▶ WHAT NEEDS TO BE DONE: Each record below should be output verbatim, without pictures.

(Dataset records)
>>>>
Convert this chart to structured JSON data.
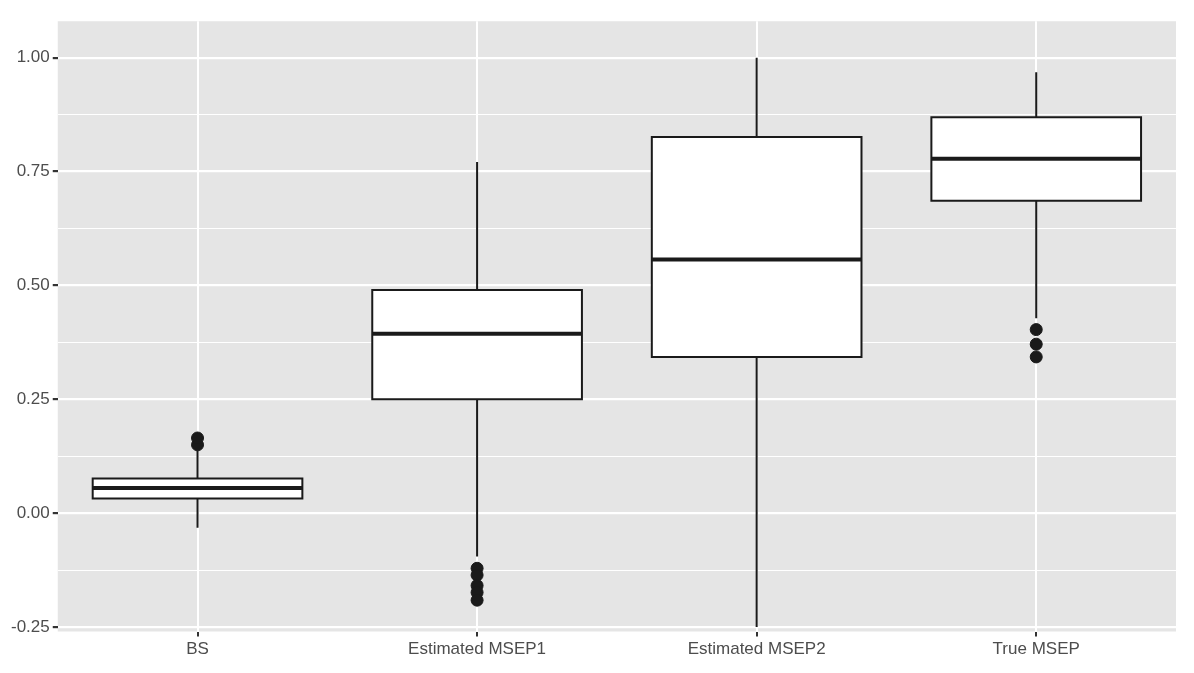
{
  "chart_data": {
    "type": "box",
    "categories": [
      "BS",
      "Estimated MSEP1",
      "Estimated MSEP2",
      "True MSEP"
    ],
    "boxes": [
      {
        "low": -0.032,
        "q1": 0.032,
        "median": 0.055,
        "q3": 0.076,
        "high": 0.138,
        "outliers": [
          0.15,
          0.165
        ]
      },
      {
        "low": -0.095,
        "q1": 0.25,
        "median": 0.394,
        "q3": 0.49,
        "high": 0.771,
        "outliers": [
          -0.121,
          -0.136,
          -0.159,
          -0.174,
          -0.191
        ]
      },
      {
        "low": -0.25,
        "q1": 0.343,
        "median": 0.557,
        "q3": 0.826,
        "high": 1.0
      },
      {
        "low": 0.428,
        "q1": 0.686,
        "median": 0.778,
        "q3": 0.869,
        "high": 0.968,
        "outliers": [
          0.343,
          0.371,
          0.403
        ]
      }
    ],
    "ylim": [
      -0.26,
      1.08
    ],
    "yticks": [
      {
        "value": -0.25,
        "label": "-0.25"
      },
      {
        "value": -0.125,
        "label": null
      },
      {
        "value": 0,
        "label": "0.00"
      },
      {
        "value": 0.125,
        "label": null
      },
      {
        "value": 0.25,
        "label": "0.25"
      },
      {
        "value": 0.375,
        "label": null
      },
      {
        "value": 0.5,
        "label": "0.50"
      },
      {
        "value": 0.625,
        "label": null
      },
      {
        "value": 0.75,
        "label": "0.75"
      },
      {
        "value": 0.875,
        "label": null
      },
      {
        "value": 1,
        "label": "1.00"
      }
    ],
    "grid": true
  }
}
<<<<
▶ WRITTEN ANSWER:
Convert this chart to structured JSON data.
{
  "chart_data": {
    "type": "box",
    "categories": [
      "BS",
      "Estimated MSEP1",
      "Estimated MSEP2",
      "True MSEP"
    ],
    "boxes": [
      {
        "low": -0.032,
        "q1": 0.032,
        "median": 0.055,
        "q3": 0.076,
        "high": 0.138,
        "outliers": [
          0.15,
          0.165
        ]
      },
      {
        "low": -0.095,
        "q1": 0.25,
        "median": 0.394,
        "q3": 0.49,
        "high": 0.771,
        "outliers": [
          -0.121,
          -0.136,
          -0.159,
          -0.174,
          -0.191
        ]
      },
      {
        "low": -0.25,
        "q1": 0.343,
        "median": 0.557,
        "q3": 0.826,
        "high": 1.0
      },
      {
        "low": 0.428,
        "q1": 0.686,
        "median": 0.778,
        "q3": 0.869,
        "high": 0.968,
        "outliers": [
          0.343,
          0.371,
          0.403
        ]
      }
    ],
    "ylim": [
      -0.26,
      1.08
    ],
    "yticks": [
      {
        "value": -0.25,
        "label": "-0.25"
      },
      {
        "value": -0.125,
        "label": null
      },
      {
        "value": 0,
        "label": "0.00"
      },
      {
        "value": 0.125,
        "label": null
      },
      {
        "value": 0.25,
        "label": "0.25"
      },
      {
        "value": 0.375,
        "label": null
      },
      {
        "value": 0.5,
        "label": "0.50"
      },
      {
        "value": 0.625,
        "label": null
      },
      {
        "value": 0.75,
        "label": "0.75"
      },
      {
        "value": 0.875,
        "label": null
      },
      {
        "value": 1,
        "label": "1.00"
      }
    ],
    "grid": true
  }
}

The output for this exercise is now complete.